Requests:
**a.** In the forum thread on simplifying trigonometric expressions, what substitution is made for cot α?
**b.** Repeat the part of the forum thread on simplifying trigonometric expressions from "Sorry to bother" up to and including "do? Just simplify?".

Sorry to bother you but would u be able to assist me in solving something like this:
$\displaystyle \frac{cot^2\alpha-4}{cot^2\alpha-cot\alpha-6}$
What are you trying to do? Just simplify?
$\displaystyle \frac{\cot^2\alpha-4}{\cot^2\alpha-\cot\alpha-6}$
make $\displaystyle x =\cot\alpha $
$\displaystyle \frac{x^2-4}{x^2-x-6}$
$\displaystyle \frac{(x-2)(x+2)}{(x-3)(x-2)}$
$\displaystyle \frac{x+2}{x-3}$
$\displaystyle \frac{\cot\alpha+ 2}{\cot\alpha -3}$
yes simplifry the expression
Quick Question for this expression:
$\displaystyle 5sin^2(\theta/4)+5cos^2(\theta/4)$
how do u get rid of the $\displaystyle (\theta/4)$ to make it equal to 5? i understand that it will be equal to 5
is it that i dont have to worry about the theta and jus simplify it equal to five
i.e. $\displaystyle 5(sin^2(\theta/4)+cos^2(\theta/4))$
$\displaystyle 5(1)$
$\displaystyle \sin^2\left(\frac{\theta}{4}\right)+\cos^2\left(\f rac{\theta}{4}\right) = 1$
Now factor out the 5 and follow what I did in post #8.
Ok, thank you so much, I did that

Dataset:
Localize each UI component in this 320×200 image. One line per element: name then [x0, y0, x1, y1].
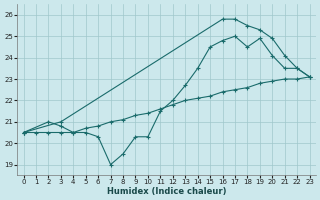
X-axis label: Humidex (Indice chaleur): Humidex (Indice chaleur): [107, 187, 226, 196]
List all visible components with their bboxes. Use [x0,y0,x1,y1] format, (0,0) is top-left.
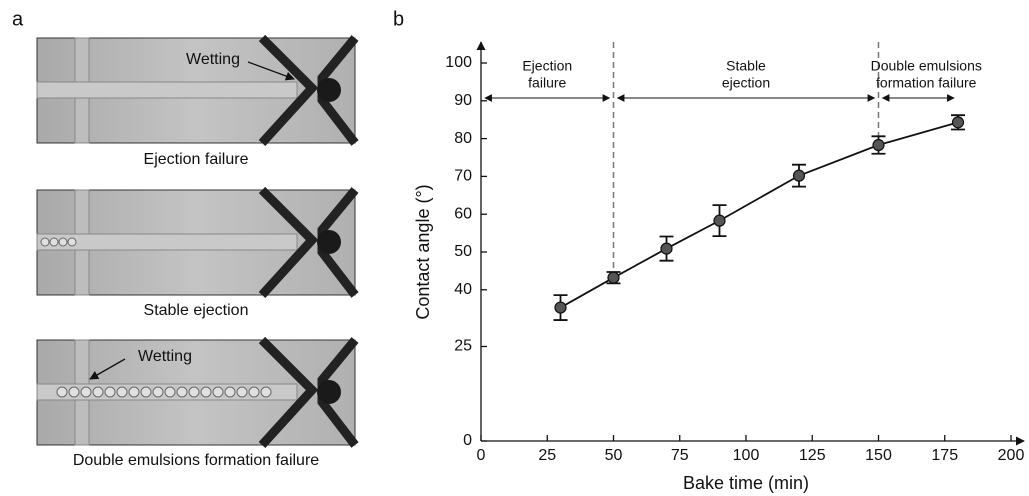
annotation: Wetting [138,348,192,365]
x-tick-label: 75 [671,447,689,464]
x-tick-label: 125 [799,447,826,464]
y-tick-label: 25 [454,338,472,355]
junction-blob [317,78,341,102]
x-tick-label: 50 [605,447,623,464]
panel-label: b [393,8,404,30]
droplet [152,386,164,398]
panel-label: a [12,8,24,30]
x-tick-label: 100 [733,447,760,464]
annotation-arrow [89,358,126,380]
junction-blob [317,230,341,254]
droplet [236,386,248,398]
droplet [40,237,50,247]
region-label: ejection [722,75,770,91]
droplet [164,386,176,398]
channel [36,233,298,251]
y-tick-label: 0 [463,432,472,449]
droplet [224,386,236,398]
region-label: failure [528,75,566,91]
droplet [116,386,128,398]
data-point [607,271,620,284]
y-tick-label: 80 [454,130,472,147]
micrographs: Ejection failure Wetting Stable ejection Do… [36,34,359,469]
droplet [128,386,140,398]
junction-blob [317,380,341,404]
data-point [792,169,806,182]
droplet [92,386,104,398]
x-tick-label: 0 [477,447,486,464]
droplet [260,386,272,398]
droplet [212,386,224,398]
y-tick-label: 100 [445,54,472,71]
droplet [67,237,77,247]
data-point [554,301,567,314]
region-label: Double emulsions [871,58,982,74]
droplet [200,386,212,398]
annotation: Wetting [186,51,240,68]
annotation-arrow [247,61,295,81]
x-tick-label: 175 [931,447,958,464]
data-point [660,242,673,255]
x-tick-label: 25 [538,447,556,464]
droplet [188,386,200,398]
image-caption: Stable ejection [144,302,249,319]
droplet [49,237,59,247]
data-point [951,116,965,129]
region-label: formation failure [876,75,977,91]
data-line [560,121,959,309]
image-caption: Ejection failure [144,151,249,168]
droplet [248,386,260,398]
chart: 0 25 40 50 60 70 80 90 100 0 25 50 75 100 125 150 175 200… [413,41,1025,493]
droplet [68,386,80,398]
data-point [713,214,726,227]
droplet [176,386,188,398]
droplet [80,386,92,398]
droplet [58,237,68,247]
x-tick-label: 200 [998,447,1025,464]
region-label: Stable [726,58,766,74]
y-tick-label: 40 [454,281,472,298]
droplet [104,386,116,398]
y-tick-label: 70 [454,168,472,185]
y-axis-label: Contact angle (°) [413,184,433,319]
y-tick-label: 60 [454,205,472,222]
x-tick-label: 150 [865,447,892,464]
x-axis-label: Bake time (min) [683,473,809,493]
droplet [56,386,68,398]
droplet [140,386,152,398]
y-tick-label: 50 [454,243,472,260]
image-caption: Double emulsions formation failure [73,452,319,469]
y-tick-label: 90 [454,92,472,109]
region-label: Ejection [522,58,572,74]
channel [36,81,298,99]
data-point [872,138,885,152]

---

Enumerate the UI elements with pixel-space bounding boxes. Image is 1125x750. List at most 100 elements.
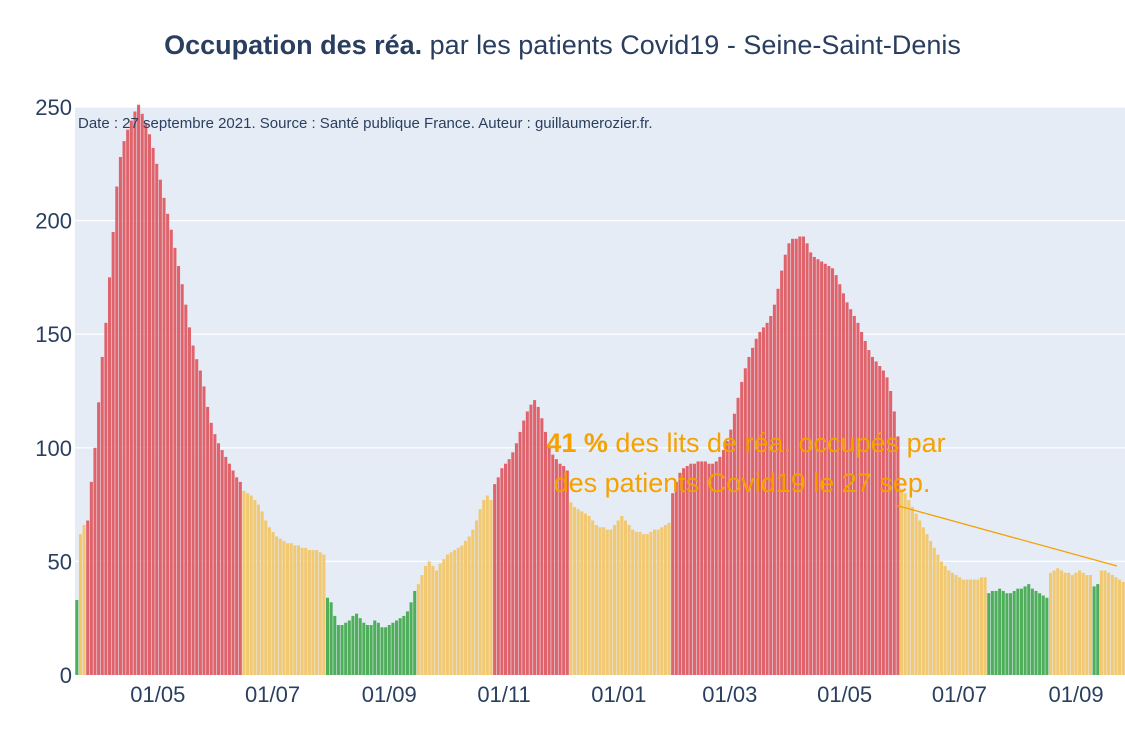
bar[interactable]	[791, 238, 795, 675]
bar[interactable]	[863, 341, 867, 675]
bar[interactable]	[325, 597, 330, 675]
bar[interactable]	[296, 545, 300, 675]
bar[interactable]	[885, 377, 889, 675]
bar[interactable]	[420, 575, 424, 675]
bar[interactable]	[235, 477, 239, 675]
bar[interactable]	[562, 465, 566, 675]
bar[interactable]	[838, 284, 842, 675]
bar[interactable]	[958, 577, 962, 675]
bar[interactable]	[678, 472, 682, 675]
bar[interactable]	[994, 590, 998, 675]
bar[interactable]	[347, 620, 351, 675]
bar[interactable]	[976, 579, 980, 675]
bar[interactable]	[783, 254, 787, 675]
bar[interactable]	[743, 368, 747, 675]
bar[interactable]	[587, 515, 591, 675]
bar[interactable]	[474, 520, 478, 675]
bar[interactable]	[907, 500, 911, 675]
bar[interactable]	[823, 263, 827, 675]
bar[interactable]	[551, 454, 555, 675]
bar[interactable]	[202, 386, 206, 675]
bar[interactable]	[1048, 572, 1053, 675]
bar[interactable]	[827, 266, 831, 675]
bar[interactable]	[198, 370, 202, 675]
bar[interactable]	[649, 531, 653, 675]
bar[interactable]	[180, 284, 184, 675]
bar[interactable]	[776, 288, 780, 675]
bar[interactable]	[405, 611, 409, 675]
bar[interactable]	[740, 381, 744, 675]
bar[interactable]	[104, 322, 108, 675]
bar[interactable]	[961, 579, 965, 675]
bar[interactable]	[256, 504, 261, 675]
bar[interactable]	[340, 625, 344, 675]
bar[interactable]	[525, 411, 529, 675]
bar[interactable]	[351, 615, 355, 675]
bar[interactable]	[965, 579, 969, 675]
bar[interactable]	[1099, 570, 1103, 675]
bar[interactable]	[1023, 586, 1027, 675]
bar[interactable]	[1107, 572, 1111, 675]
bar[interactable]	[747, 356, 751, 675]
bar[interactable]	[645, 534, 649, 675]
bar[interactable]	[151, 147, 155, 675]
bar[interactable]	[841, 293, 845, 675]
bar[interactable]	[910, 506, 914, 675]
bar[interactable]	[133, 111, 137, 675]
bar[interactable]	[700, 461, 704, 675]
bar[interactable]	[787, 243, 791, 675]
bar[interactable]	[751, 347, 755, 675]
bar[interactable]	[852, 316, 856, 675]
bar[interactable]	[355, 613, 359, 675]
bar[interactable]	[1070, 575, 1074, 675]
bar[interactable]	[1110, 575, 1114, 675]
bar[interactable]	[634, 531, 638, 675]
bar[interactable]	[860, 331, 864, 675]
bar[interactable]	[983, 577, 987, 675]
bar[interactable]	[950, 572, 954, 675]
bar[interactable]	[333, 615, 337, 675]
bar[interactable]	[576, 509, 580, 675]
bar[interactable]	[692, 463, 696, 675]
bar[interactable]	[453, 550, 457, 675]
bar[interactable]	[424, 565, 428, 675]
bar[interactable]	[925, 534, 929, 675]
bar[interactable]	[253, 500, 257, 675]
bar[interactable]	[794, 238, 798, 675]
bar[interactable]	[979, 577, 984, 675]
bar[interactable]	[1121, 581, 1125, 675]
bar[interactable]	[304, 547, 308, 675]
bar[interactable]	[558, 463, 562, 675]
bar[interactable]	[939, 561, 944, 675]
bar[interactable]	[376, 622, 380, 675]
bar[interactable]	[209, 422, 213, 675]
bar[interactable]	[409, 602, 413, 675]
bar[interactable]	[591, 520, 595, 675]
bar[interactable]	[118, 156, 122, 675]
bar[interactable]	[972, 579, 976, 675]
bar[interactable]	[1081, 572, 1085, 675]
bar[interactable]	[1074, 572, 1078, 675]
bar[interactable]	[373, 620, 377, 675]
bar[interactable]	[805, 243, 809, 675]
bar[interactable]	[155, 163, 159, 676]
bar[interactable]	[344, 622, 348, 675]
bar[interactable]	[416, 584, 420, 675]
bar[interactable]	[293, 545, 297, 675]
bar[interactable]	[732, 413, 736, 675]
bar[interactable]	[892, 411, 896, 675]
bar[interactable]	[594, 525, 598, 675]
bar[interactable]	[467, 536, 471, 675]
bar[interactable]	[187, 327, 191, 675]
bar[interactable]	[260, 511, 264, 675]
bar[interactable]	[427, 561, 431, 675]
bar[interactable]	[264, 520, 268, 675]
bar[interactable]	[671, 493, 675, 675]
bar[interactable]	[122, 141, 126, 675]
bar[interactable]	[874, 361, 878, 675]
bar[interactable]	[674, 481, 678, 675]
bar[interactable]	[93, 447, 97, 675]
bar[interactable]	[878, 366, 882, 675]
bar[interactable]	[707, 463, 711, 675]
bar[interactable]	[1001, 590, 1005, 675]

Exercise responses:
**a.** x is set equal to cot α.

**b.**
Sorry to bother you but would u be able to assist me in solving something like this:
$\displaystyle \frac{cot^2\alpha-4}{cot^2\alpha-cot\alpha-6}$
What are you trying to do? Just simplify?